:: REQUIREMENT ::
Transcribe the listing that follows in full, omitting pictures.

>> START RECORDED INFORMATION

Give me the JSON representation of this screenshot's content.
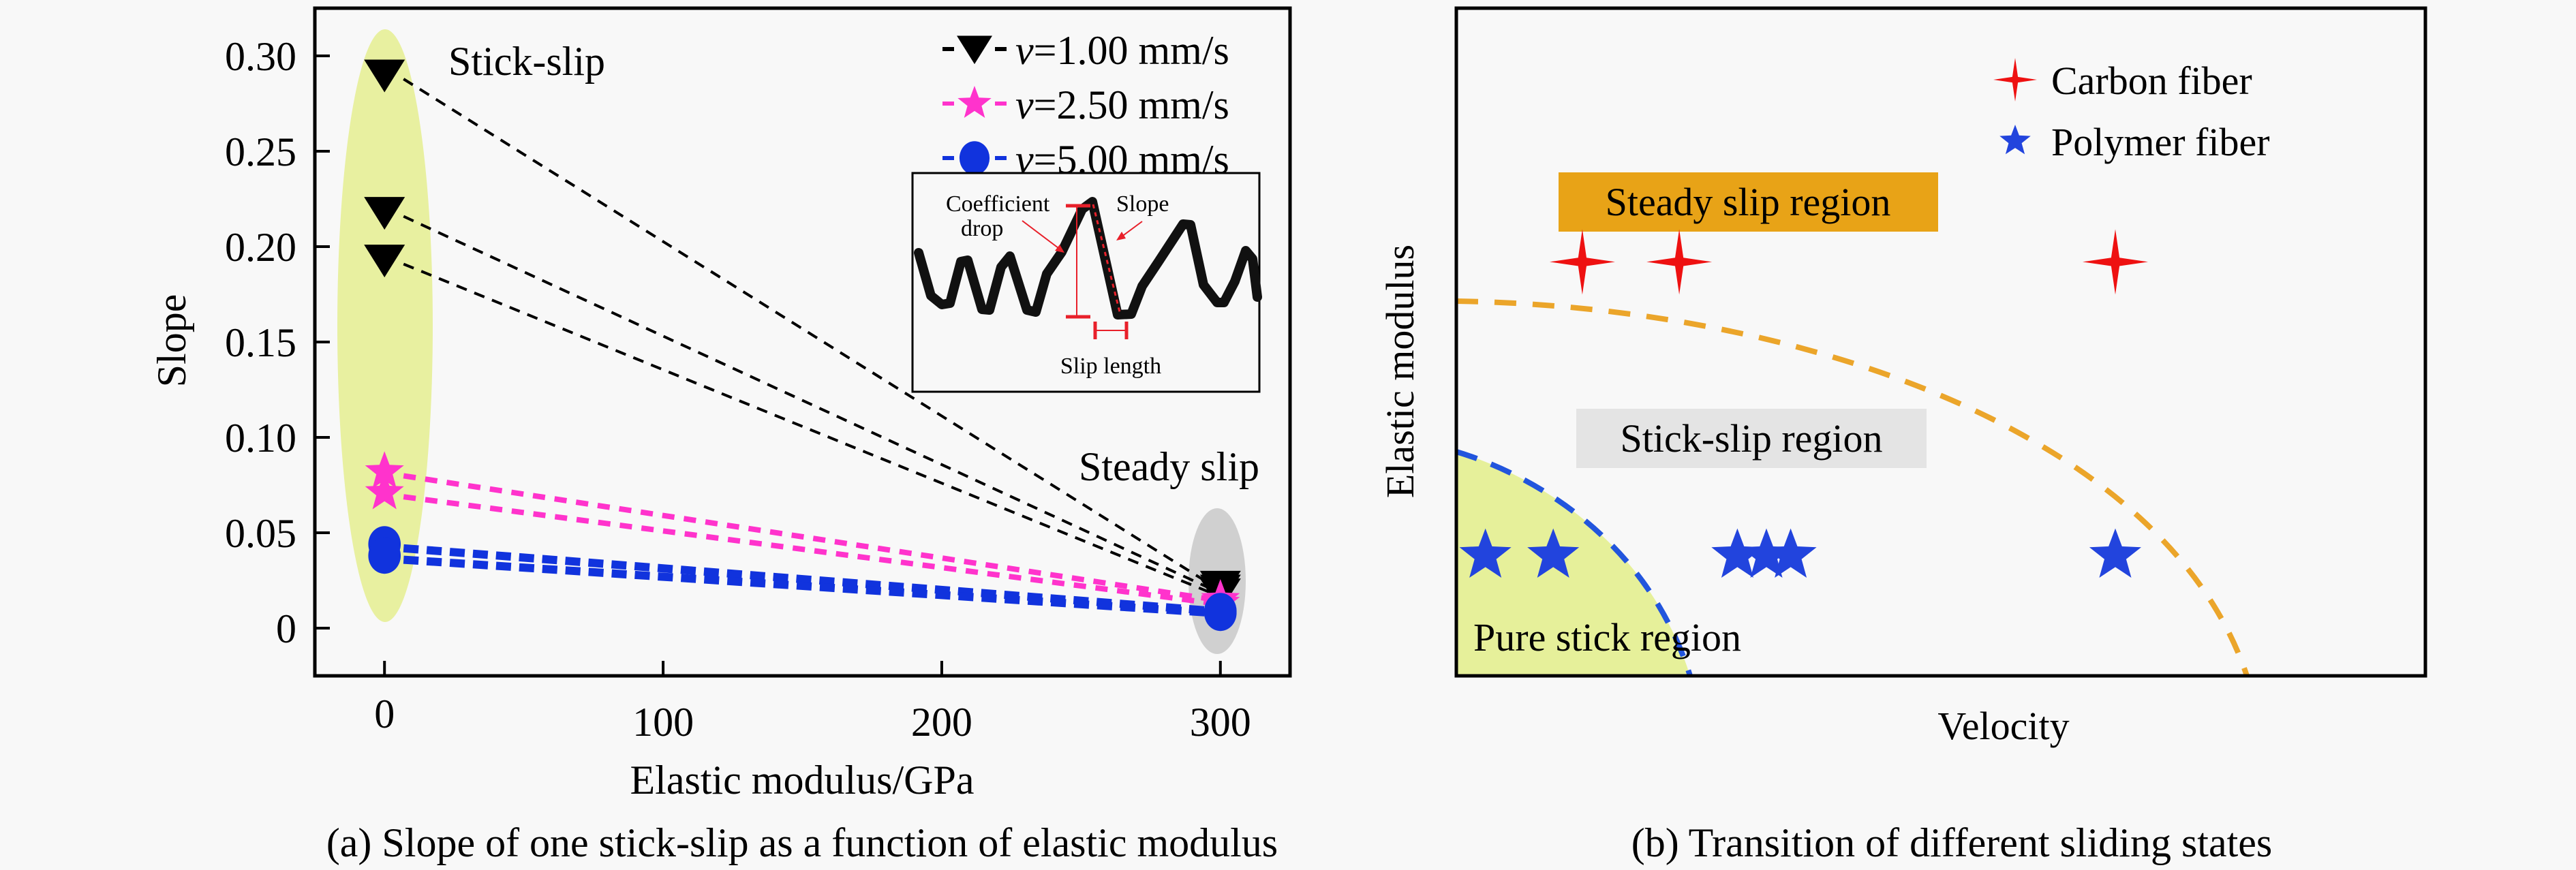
{
  "chart_data": [
    {
      "panel": "a",
      "type": "scatter",
      "caption": "(a) Slope of one stick-slip as a function of elastic modulus",
      "xlabel": "Elastic modulus/GPa",
      "ylabel": "Slope",
      "xlim": [
        -25,
        325
      ],
      "ylim": [
        -0.025,
        0.325
      ],
      "xticks": [
        0,
        100,
        200,
        300
      ],
      "xtick_labels": [
        "0",
        "100",
        "200",
        "300"
      ],
      "yticks": [
        0,
        0.05,
        0.1,
        0.15,
        0.2,
        0.25,
        0.3
      ],
      "ytick_labels": [
        "0",
        "0.05",
        "0.10",
        "0.15",
        "0.20",
        "0.25",
        "0.30"
      ],
      "grid": false,
      "legend_position": "top-right",
      "series": [
        {
          "name_prefix": "v",
          "name_suffix": "=1.00 mm/s",
          "color": "#000000",
          "marker": "triangle-down",
          "lines": [
            {
              "x": [
                0,
                300
              ],
              "y": [
                0.29,
                0.022
              ]
            },
            {
              "x": [
                0,
                300
              ],
              "y": [
                0.218,
                0.02
              ]
            },
            {
              "x": [
                0,
                300
              ],
              "y": [
                0.193,
                0.018
              ]
            }
          ]
        },
        {
          "name_prefix": "v",
          "name_suffix": "=2.50 mm/s",
          "color": "#ff33cc",
          "marker": "star",
          "lines": [
            {
              "x": [
                0,
                300
              ],
              "y": [
                0.082,
                0.015
              ]
            },
            {
              "x": [
                0,
                300
              ],
              "y": [
                0.071,
                0.013
              ]
            }
          ]
        },
        {
          "name_prefix": "v",
          "name_suffix": "=5.00 mm/s",
          "color": "#1133dd",
          "marker": "circle",
          "lines": [
            {
              "x": [
                0,
                300
              ],
              "y": [
                0.044,
                0.009
              ]
            },
            {
              "x": [
                0,
                300
              ],
              "y": [
                0.038,
                0.008
              ]
            }
          ]
        }
      ],
      "annotations": {
        "stick_slip": "Stick-slip",
        "steady_slip": "Steady slip"
      },
      "highlight_colors": {
        "stick_slip_ellipse": "#e8f0a0",
        "steady_slip_ellipse": "#d0d0d0"
      },
      "inset": {
        "labels": {
          "coefficient": "Coefficient",
          "drop": "drop",
          "slope": "Slope",
          "slip_length": "Slip length"
        },
        "annotation_color": "#e8202a"
      }
    },
    {
      "panel": "b",
      "type": "scatter",
      "caption": "(b) Transition of different sliding states",
      "xlabel": "Velocity",
      "ylabel": "Elastic modulus",
      "grid": false,
      "legend_position": "top-right",
      "legend": [
        {
          "label": "Carbon fiber",
          "marker": "four-point-star",
          "color": "#ee1111"
        },
        {
          "label": "Polymer fiber",
          "marker": "star",
          "color": "#2244dd"
        }
      ],
      "regions": [
        {
          "label": "Steady slip region",
          "color": "#e8a317"
        },
        {
          "label": "Stick-slip region",
          "color": "#e4e4e4"
        },
        {
          "label": "Pure stick region",
          "color": "#e6f09a"
        }
      ],
      "boundaries": [
        {
          "name": "steady-slip boundary",
          "color": "#eba52a"
        },
        {
          "name": "pure-stick boundary",
          "color": "#2255dd"
        }
      ],
      "series": [
        {
          "name": "Carbon fiber",
          "x_rel": [
            0.13,
            0.23,
            0.68
          ],
          "y_rel": [
            0.62,
            0.62,
            0.62
          ]
        },
        {
          "name": "Polymer fiber",
          "x_rel": [
            0.03,
            0.1,
            0.29,
            0.32,
            0.345,
            0.68
          ],
          "y_rel": [
            0.18,
            0.18,
            0.18,
            0.18,
            0.18,
            0.18
          ]
        }
      ]
    }
  ]
}
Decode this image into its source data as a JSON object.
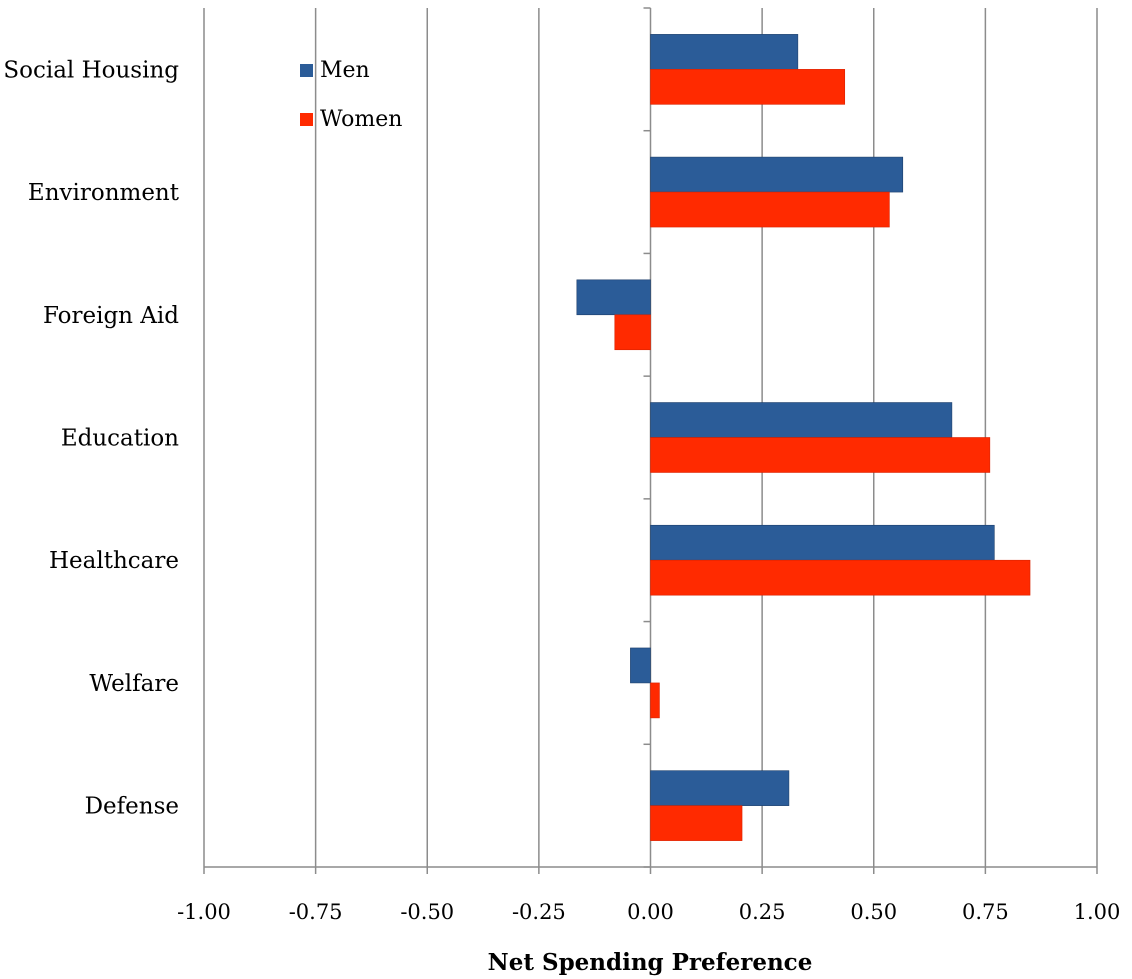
{
  "chart_data": {
    "type": "bar",
    "orientation": "horizontal",
    "title": "",
    "xlabel": "Net Spending Preference",
    "ylabel": "",
    "xlim": [
      -1.0,
      1.0
    ],
    "xticks": [
      -1.0,
      -0.75,
      -0.5,
      -0.25,
      0.0,
      0.25,
      0.5,
      0.75,
      1.0
    ],
    "tick_labels": [
      "-1.00",
      "-0.75",
      "-0.50",
      "-0.25",
      "0.00",
      "0.25",
      "0.50",
      "0.75",
      "1.00"
    ],
    "categories": [
      "Social Housing",
      "Environment",
      "Foreign Aid",
      "Education",
      "Healthcare",
      "Welfare",
      "Defense"
    ],
    "series": [
      {
        "name": "Men",
        "color": "#2B5C98",
        "values": [
          0.33,
          0.565,
          -0.165,
          0.675,
          0.77,
          -0.045,
          0.31
        ]
      },
      {
        "name": "Women",
        "color": "#FF2A00",
        "values": [
          0.435,
          0.535,
          -0.08,
          0.76,
          0.85,
          0.02,
          0.205
        ]
      }
    ],
    "grid": "vertical major gridlines",
    "legend_position": "top-left"
  }
}
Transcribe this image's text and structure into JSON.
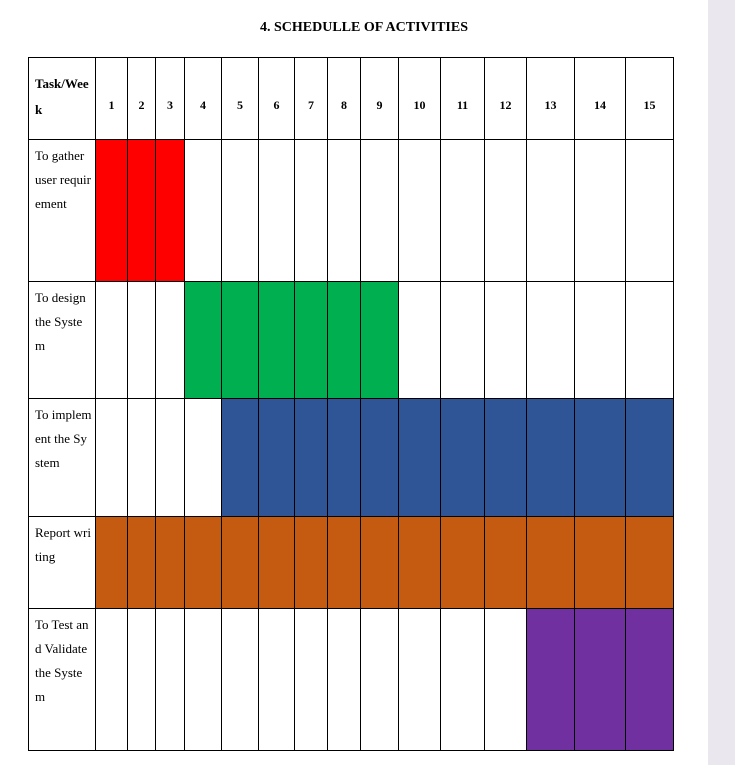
{
  "title": "4.  SCHEDULLE OF ACTIVITIES",
  "header": {
    "task_week": "Task/Week"
  },
  "weeks": [
    "1",
    "2",
    "3",
    "4",
    "5",
    "6",
    "7",
    "8",
    "9",
    "10",
    "11",
    "12",
    "13",
    "14",
    "15"
  ],
  "tasks": [
    {
      "label": "To gather user requirement",
      "start_week": 1,
      "end_week": 3,
      "color": "#ff0000"
    },
    {
      "label": "To design the System",
      "start_week": 4,
      "end_week": 9,
      "color": "#00b050"
    },
    {
      "label": "To implement the System",
      "start_week": 5,
      "end_week": 15,
      "color": "#2f5597"
    },
    {
      "label": "Report writing",
      "start_week": 1,
      "end_week": 15,
      "color": "#c55a11"
    },
    {
      "label": "To Test and Validate the System",
      "start_week": 13,
      "end_week": 15,
      "color": "#7030a0"
    }
  ]
}
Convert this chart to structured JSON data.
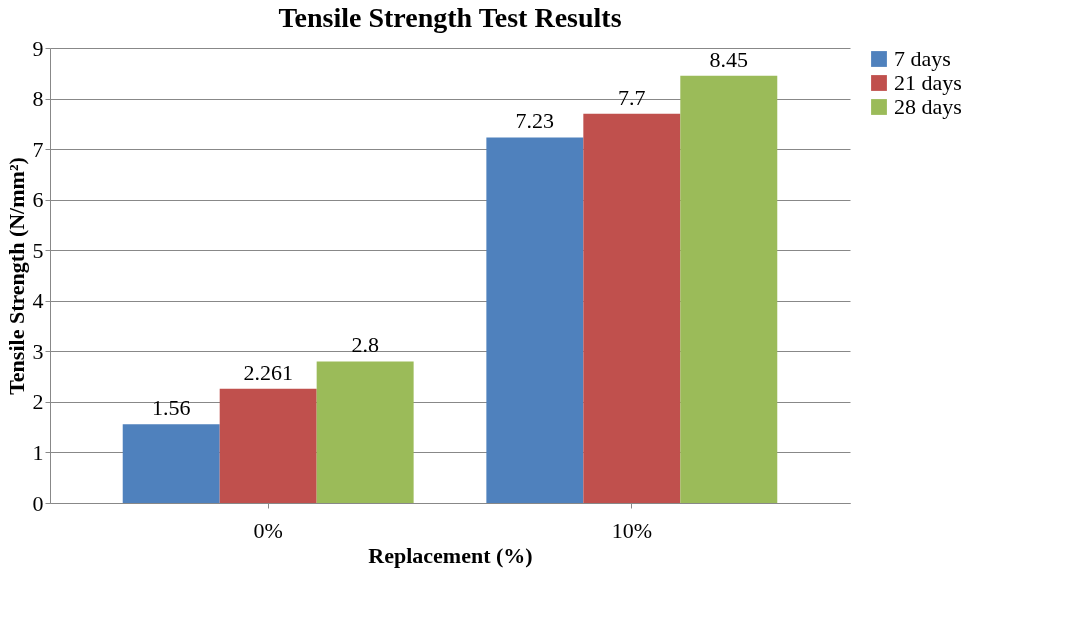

>> END RECORDED INFORMATION

:: COMPLETE ANSWER ::
Give me the JSON representation of this screenshot's content.
{
  "chart_data": [
    {
      "panel": "a",
      "type": "scatter",
      "caption": "(a) Slope of one stick-slip as a function of elastic modulus",
      "xlabel": "Elastic modulus/GPa",
      "ylabel": "Slope",
      "xlim": [
        -25,
        325
      ],
      "ylim": [
        -0.025,
        0.325
      ],
      "xticks": [
        0,
        100,
        200,
        300
      ],
      "xtick_labels": [
        "0",
        "100",
        "200",
        "300"
      ],
      "yticks": [
        0,
        0.05,
        0.1,
        0.15,
        0.2,
        0.25,
        0.3
      ],
      "ytick_labels": [
        "0",
        "0.05",
        "0.10",
        "0.15",
        "0.20",
        "0.25",
        "0.30"
      ],
      "grid": false,
      "legend_position": "top-right",
      "series": [
        {
          "name_prefix": "v",
          "name_suffix": "=1.00 mm/s",
          "color": "#000000",
          "marker": "triangle-down",
          "lines": [
            {
              "x": [
                0,
                300
              ],
              "y": [
                0.29,
                0.022
              ]
            },
            {
              "x": [
                0,
                300
              ],
              "y": [
                0.218,
                0.02
              ]
            },
            {
              "x": [
                0,
                300
              ],
              "y": [
                0.193,
                0.018
              ]
            }
          ]
        },
        {
          "name_prefix": "v",
          "name_suffix": "=2.50 mm/s",
          "color": "#ff33cc",
          "marker": "star",
          "lines": [
            {
              "x": [
                0,
                300
              ],
              "y": [
                0.082,
                0.015
              ]
            },
            {
              "x": [
                0,
                300
              ],
              "y": [
                0.071,
                0.013
              ]
            }
          ]
        },
        {
          "name_prefix": "v",
          "name_suffix": "=5.00 mm/s",
          "color": "#1133dd",
          "marker": "circle",
          "lines": [
            {
              "x": [
                0,
                300
              ],
              "y": [
                0.044,
                0.009
              ]
            },
            {
              "x": [
                0,
                300
              ],
              "y": [
                0.038,
                0.008
              ]
            }
          ]
        }
      ],
      "annotations": {
        "stick_slip": "Stick-slip",
        "steady_slip": "Steady slip"
      },
      "highlight_colors": {
        "stick_slip_ellipse": "#e8f0a0",
        "steady_slip_ellipse": "#d0d0d0"
      },
      "inset": {
        "labels": {
          "coefficient": "Coefficient",
          "drop": "drop",
          "slope": "Slope",
          "slip_length": "Slip length"
        },
        "annotation_color": "#e8202a"
      }
    },
    {
      "panel": "b",
      "type": "scatter",
      "caption": "(b) Transition of different sliding states",
      "xlabel": "Velocity",
      "ylabel": "Elastic modulus",
      "grid": false,
      "legend_position": "top-right",
      "legend": [
        {
          "label": "Carbon fiber",
          "marker": "four-point-star",
          "color": "#ee1111"
        },
        {
          "label": "Polymer fiber",
          "marker": "star",
          "color": "#2244dd"
        }
      ],
      "regions": [
        {
          "label": "Steady slip region",
          "color": "#e8a317"
        },
        {
          "label": "Stick-slip region",
          "color": "#e4e4e4"
        },
        {
          "label": "Pure stick region",
          "color": "#e6f09a"
        }
      ],
      "boundaries": [
        {
          "name": "steady-slip boundary",
          "color": "#eba52a"
        },
        {
          "name": "pure-stick boundary",
          "color": "#2255dd"
        }
      ],
      "series": [
        {
          "name": "Carbon fiber",
          "x_rel": [
            0.13,
            0.23,
            0.68
          ],
          "y_rel": [
            0.62,
            0.62,
            0.62
          ]
        },
        {
          "name": "Polymer fiber",
          "x_rel": [
            0.03,
            0.1,
            0.29,
            0.32,
            0.345,
            0.68
          ],
          "y_rel": [
            0.18,
            0.18,
            0.18,
            0.18,
            0.18,
            0.18
          ]
        }
      ]
    }
  ]
}
Decode this image into its source data as a JSON object.
{
  "chart_data": {
    "type": "bar",
    "orientation": "horizontal",
    "title": "",
    "xlabel": "Net Spending Preference",
    "ylabel": "",
    "xlim": [
      -1.0,
      1.0
    ],
    "xticks": [
      -1.0,
      -0.75,
      -0.5,
      -0.25,
      0.0,
      0.25,
      0.5,
      0.75,
      1.0
    ],
    "tick_labels": [
      "-1.00",
      "-0.75",
      "-0.50",
      "-0.25",
      "0.00",
      "0.25",
      "0.50",
      "0.75",
      "1.00"
    ],
    "categories": [
      "Social Housing",
      "Environment",
      "Foreign Aid",
      "Education",
      "Healthcare",
      "Welfare",
      "Defense"
    ],
    "series": [
      {
        "name": "Men",
        "color": "#2B5C98",
        "values": [
          0.33,
          0.565,
          -0.165,
          0.675,
          0.77,
          -0.045,
          0.31
        ]
      },
      {
        "name": "Women",
        "color": "#FF2A00",
        "values": [
          0.435,
          0.535,
          -0.08,
          0.76,
          0.85,
          0.02,
          0.205
        ]
      }
    ],
    "grid": "vertical major gridlines",
    "legend_position": "top-left"
  }
}
Transcribe this image's text and structure into JSON.
{
  "title": "4.  SCHEDULLE OF ACTIVITIES",
  "header": {
    "task_week": "Task/Week"
  },
  "weeks": [
    "1",
    "2",
    "3",
    "4",
    "5",
    "6",
    "7",
    "8",
    "9",
    "10",
    "11",
    "12",
    "13",
    "14",
    "15"
  ],
  "tasks": [
    {
      "label": "To gather user requirement",
      "start_week": 1,
      "end_week": 3,
      "color": "#ff0000"
    },
    {
      "label": "To design the System",
      "start_week": 4,
      "end_week": 9,
      "color": "#00b050"
    },
    {
      "label": "To implement the System",
      "start_week": 5,
      "end_week": 15,
      "color": "#2f5597"
    },
    {
      "label": "Report writing",
      "start_week": 1,
      "end_week": 15,
      "color": "#c55a11"
    },
    {
      "label": "To Test and Validate the System",
      "start_week": 13,
      "end_week": 15,
      "color": "#7030a0"
    }
  ]
}
Convert this chart to structured JSON data.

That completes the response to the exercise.